EXERCISE: State the number of lines that hold the string "Output", with nothing added.

/---

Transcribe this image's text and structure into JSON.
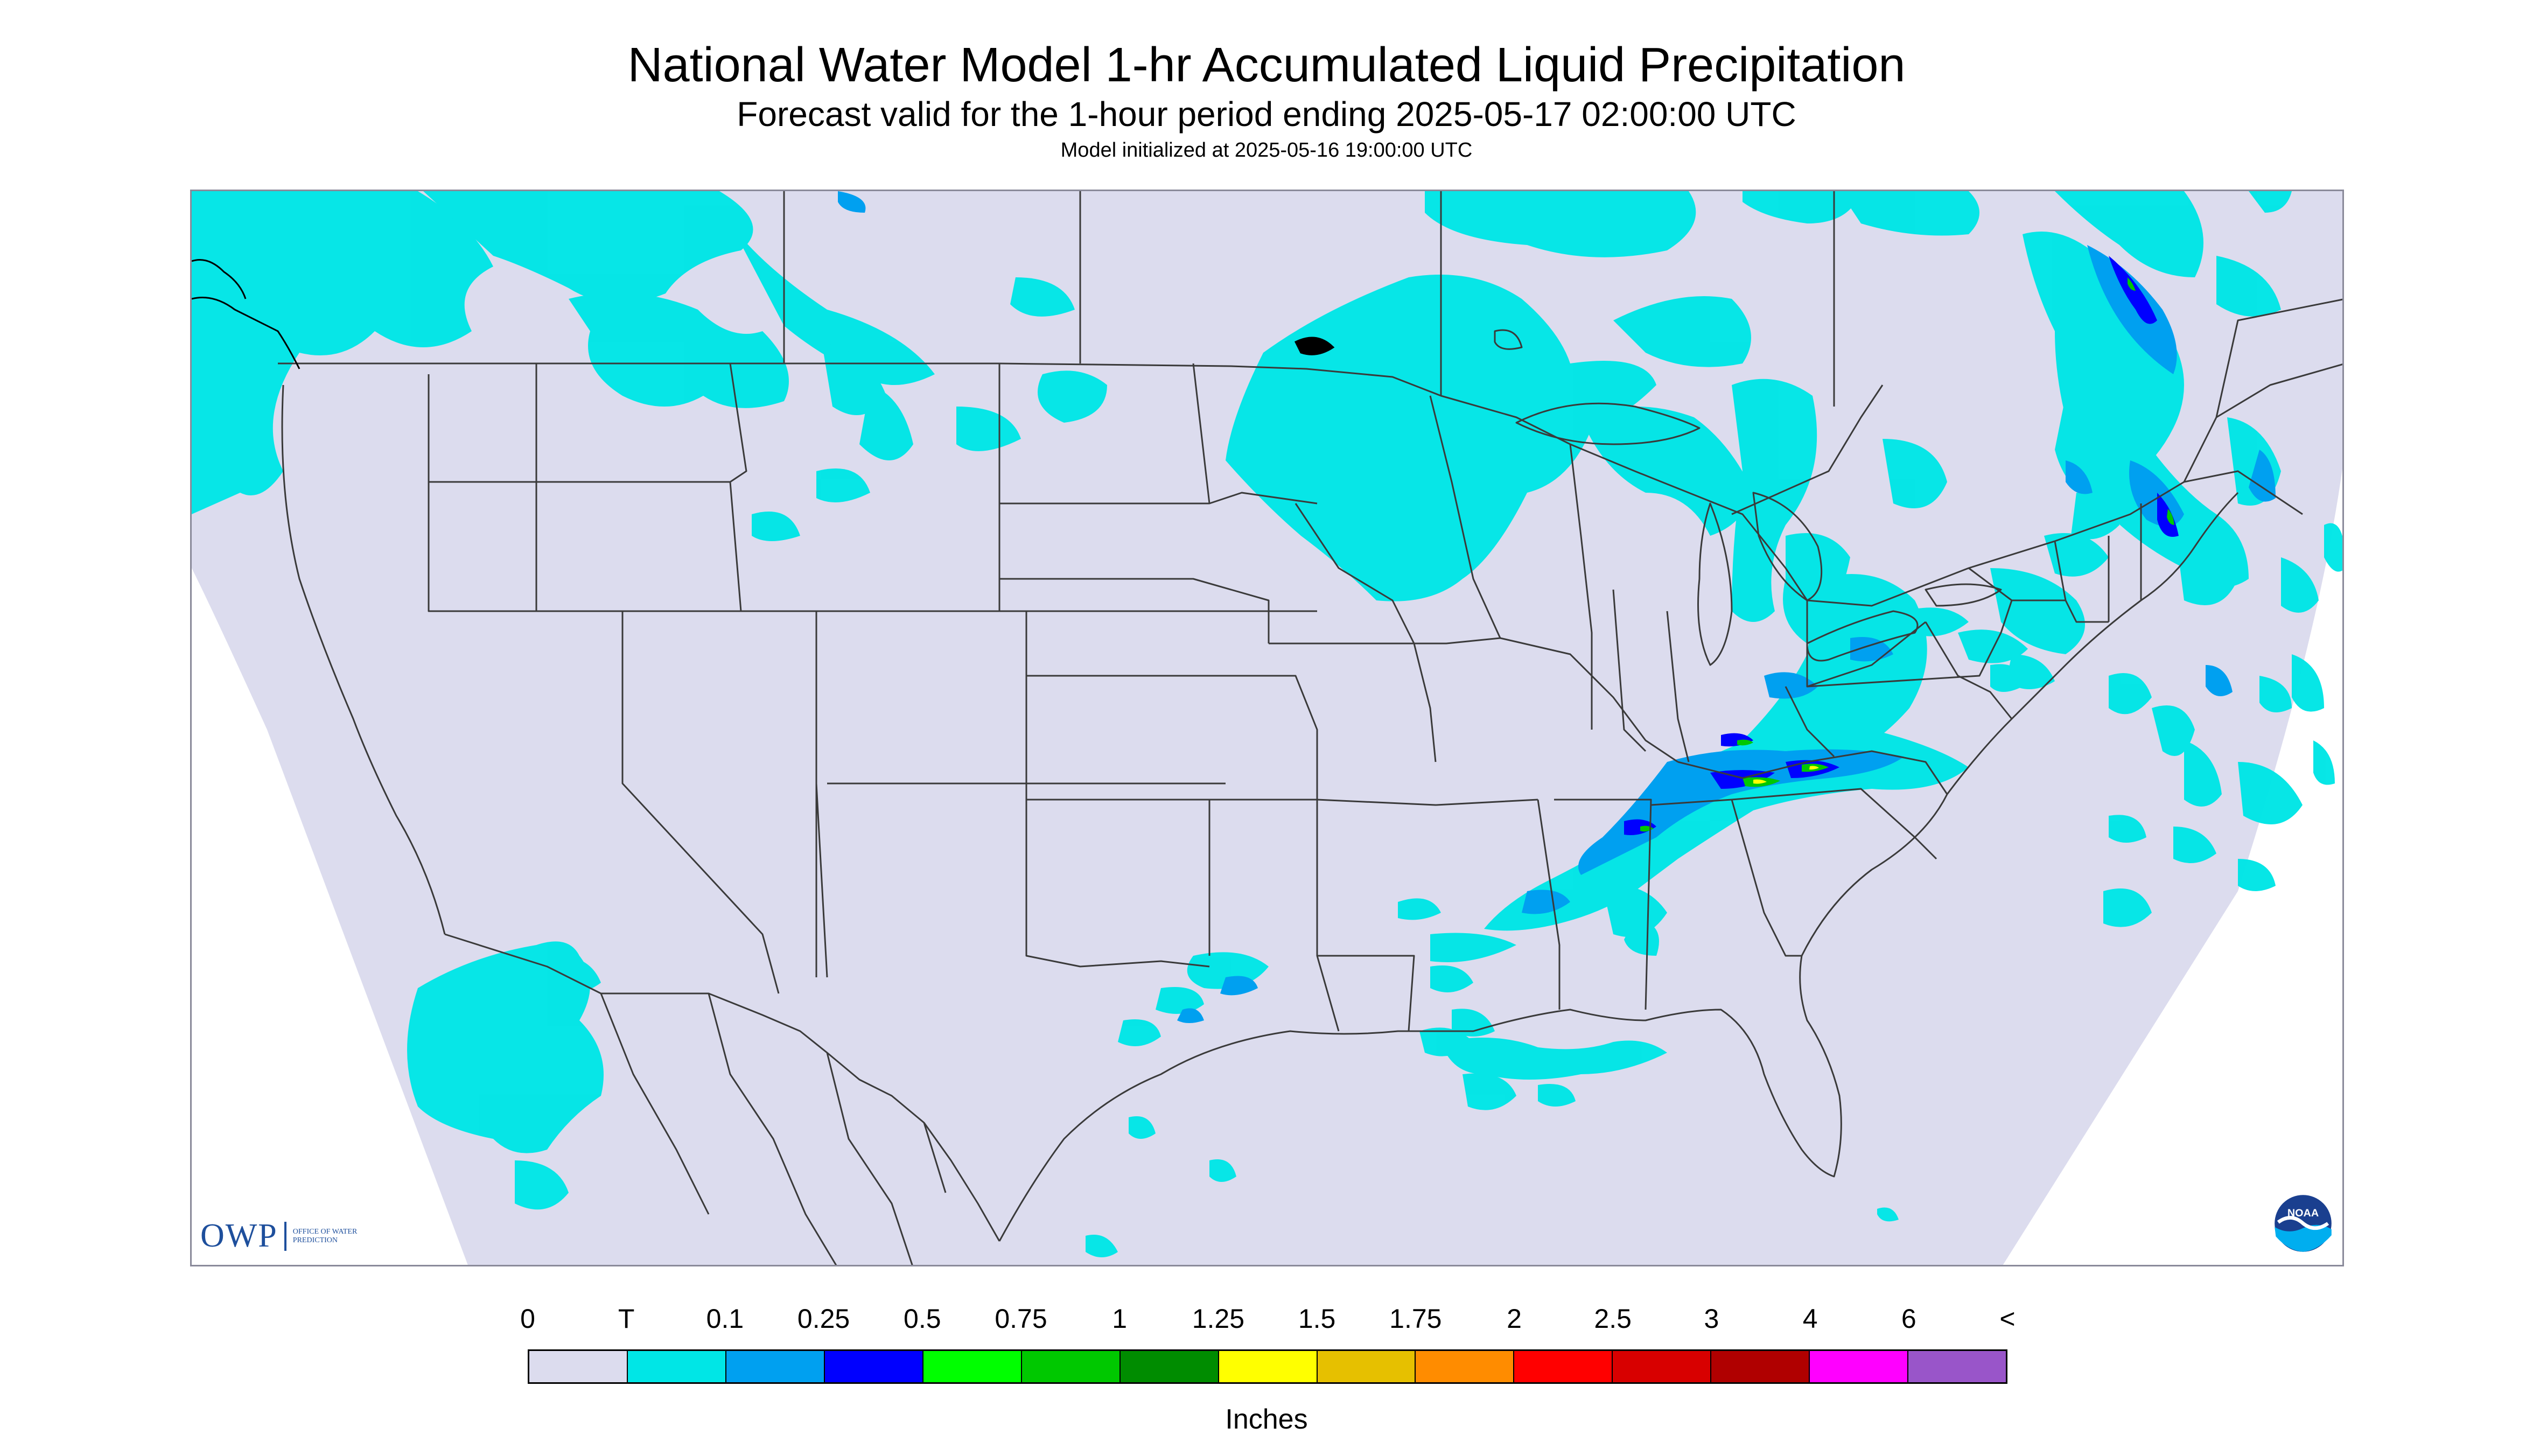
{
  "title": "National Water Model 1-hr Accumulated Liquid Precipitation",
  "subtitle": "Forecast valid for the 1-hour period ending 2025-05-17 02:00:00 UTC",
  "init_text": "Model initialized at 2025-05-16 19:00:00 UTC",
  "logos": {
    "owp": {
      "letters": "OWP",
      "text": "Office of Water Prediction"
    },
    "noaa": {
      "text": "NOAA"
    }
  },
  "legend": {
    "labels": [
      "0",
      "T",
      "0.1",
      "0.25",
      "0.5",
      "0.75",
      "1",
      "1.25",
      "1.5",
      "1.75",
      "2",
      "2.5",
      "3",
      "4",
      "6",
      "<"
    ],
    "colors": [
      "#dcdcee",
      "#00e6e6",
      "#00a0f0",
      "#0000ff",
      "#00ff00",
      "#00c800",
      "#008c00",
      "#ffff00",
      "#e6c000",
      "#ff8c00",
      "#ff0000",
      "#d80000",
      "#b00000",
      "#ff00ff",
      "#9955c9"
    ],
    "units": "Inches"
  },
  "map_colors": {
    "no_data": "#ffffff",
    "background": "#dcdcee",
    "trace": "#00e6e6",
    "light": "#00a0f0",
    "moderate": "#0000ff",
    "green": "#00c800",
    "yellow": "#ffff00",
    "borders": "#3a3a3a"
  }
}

\---
/---

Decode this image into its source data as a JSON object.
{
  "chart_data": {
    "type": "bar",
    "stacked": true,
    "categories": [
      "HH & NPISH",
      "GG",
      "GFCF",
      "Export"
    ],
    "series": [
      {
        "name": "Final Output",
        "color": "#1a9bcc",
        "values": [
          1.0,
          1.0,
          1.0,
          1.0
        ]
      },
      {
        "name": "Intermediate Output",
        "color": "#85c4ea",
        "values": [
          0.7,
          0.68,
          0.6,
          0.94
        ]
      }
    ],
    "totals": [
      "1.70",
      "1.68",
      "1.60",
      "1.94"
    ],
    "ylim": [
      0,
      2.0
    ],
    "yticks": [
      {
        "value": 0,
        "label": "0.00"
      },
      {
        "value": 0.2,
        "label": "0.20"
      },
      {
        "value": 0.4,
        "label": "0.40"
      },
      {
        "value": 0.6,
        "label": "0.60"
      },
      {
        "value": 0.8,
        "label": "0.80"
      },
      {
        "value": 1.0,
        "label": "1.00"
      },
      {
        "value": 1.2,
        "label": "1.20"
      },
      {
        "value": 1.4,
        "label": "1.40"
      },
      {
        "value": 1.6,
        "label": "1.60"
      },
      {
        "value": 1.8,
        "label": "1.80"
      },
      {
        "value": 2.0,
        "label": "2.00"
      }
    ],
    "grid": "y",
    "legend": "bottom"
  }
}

\---

EXERCISE RESULT: 2